══ RECORDS FOR THIS TASK

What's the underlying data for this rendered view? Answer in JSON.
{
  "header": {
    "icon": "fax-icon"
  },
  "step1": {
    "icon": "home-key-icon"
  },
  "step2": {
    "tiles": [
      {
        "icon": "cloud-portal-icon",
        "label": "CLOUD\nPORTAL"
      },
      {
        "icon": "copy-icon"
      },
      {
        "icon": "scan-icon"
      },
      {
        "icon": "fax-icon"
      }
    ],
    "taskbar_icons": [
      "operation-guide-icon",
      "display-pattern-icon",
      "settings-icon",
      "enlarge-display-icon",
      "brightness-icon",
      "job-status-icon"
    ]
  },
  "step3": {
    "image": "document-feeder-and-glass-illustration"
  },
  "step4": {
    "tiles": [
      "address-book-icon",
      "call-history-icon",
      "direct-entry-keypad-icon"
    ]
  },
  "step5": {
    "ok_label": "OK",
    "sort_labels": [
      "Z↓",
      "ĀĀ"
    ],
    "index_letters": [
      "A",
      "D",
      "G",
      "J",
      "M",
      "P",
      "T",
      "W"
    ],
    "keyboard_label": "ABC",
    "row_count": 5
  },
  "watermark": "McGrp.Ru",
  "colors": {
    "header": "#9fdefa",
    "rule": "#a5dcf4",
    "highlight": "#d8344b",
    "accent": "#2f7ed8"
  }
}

════

WHAT NEEDS TO BE DONE
Output the records exactly, including every line.

SOLUTION TO THIS EXERCISE
What's the underlying data for this rendered view? Answer in JSON.
{
  "header": {
    "icon": "fax-icon"
  },
  "step1": {
    "icon": "home-key-icon"
  },
  "step2": {
    "tiles": [
      {
        "icon": "cloud-portal-icon",
        "label": "CLOUD\nPORTAL"
      },
      {
        "icon": "copy-icon"
      },
      {
        "icon": "scan-icon"
      },
      {
        "icon": "fax-icon"
      }
    ],
    "taskbar_icons": [
      "operation-guide-icon",
      "display-pattern-icon",
      "settings-icon",
      "enlarge-display-icon",
      "brightness-icon",
      "job-status-icon"
    ]
  },
  "step3": {
    "image": "document-feeder-and-glass-illustration"
  },
  "step4": {
    "tiles": [
      "address-book-icon",
      "call-history-icon",
      "direct-entry-keypad-icon"
    ]
  },
  "step5": {
    "ok_label": "OK",
    "sort_labels": [
      "Z↓",
      "ĀĀ"
    ],
    "index_letters": [
      "A",
      "D",
      "G",
      "J",
      "M",
      "P",
      "T",
      "W"
    ],
    "keyboard_label": "ABC",
    "row_count": 5
  },
  "watermark": "McGrp.Ru",
  "colors": {
    "header": "#9fdefa",
    "rule": "#a5dcf4",
    "highlight": "#d8344b",
    "accent": "#2f7ed8"
  }
}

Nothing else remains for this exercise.